From the listing below, tally the lines that include "Área". Return only the total.

"""

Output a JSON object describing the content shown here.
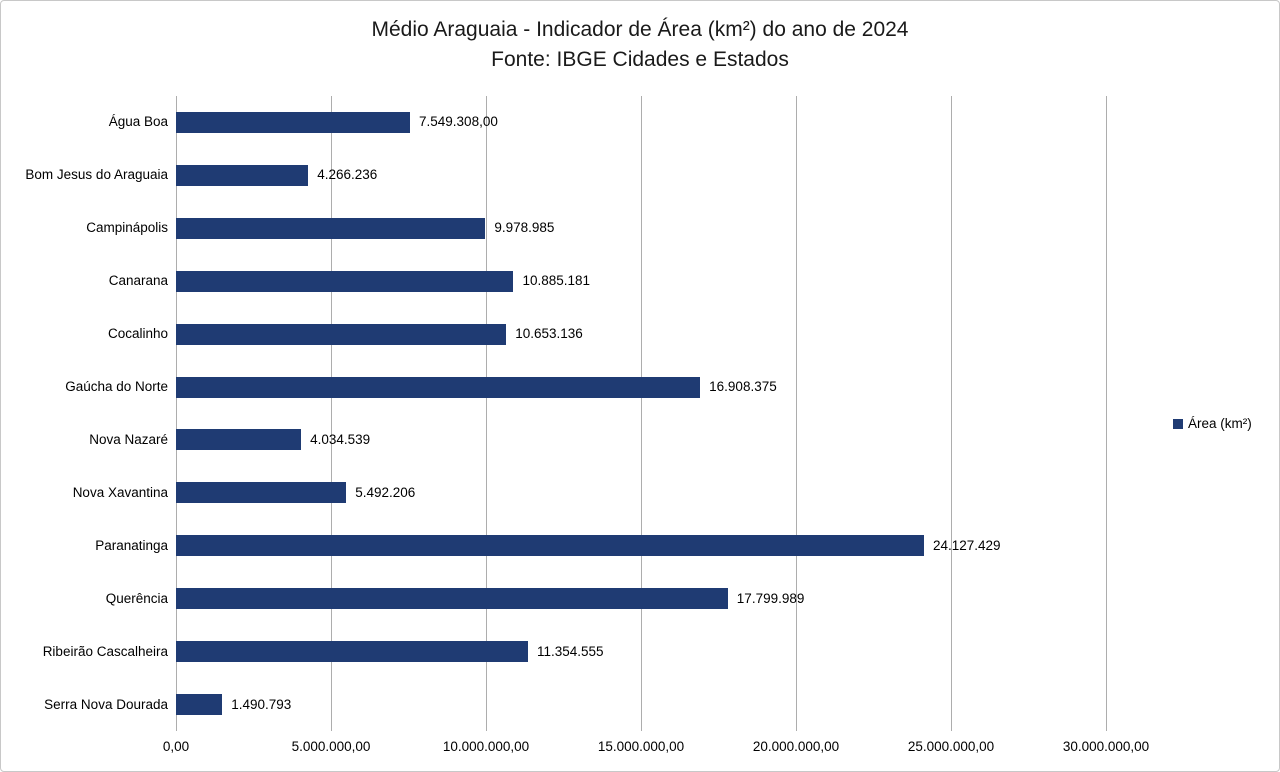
{
  "chart_data": {
    "type": "bar",
    "orientation": "horizontal",
    "title": "Médio Araguaia - Indicador de Área (km²) do ano de 2024",
    "subtitle": "Fonte: IBGE Cidades e Estados",
    "categories": [
      "Água Boa",
      "Bom Jesus do Araguaia",
      "Campinápolis",
      "Canarana",
      "Cocalinho",
      "Gaúcha do Norte",
      "Nova Nazaré",
      "Nova Xavantina",
      "Paranatinga",
      "Querência",
      "Ribeirão Cascalheira",
      "Serra Nova Dourada"
    ],
    "series": [
      {
        "name": "Área (km²)",
        "values": [
          7549308,
          4266236,
          9978985,
          10885181,
          10653136,
          16908375,
          4034539,
          5492206,
          24127429,
          17799989,
          11354555,
          1490793
        ],
        "value_labels": [
          "7.549.308,00",
          "4.266.236",
          "9.978.985",
          "10.885.181",
          "10.653.136",
          "16.908.375",
          "4.034.539",
          "5.492.206",
          "24.127.429",
          "17.799.989",
          "11.354.555",
          "1.490.793"
        ]
      }
    ],
    "x_axis": {
      "min": 0,
      "max": 30000000,
      "ticks": [
        {
          "value": 0,
          "label": "0,00"
        },
        {
          "value": 5000000,
          "label": "5.000.000,00"
        },
        {
          "value": 10000000,
          "label": "10.000.000,00"
        },
        {
          "value": 15000000,
          "label": "15.000.000,00"
        },
        {
          "value": 20000000,
          "label": "20.000.000,00"
        },
        {
          "value": 25000000,
          "label": "25.000.000,00"
        },
        {
          "value": 30000000,
          "label": "30.000.000,00"
        }
      ]
    },
    "grid": true,
    "legend": {
      "position": "right",
      "entries": [
        {
          "label": "Área (km²)",
          "color": "#1F3B73"
        }
      ]
    },
    "colors": {
      "bar": "#1F3B73",
      "gridline": "#ADADAD",
      "text": "#000000",
      "title_text": "#1A1A1A",
      "background": "#FFFFFF",
      "border": "#C8C8C8"
    }
  }
}
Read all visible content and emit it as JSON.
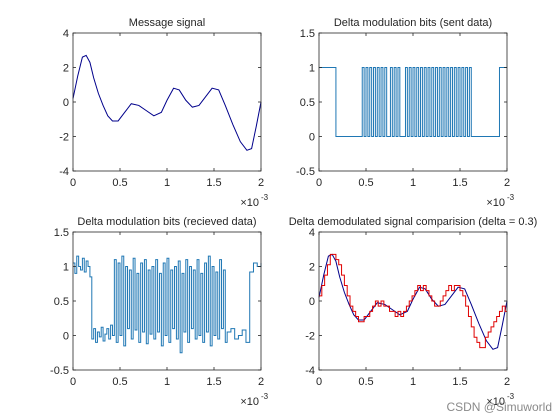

"""

▸ **Written reply**:
3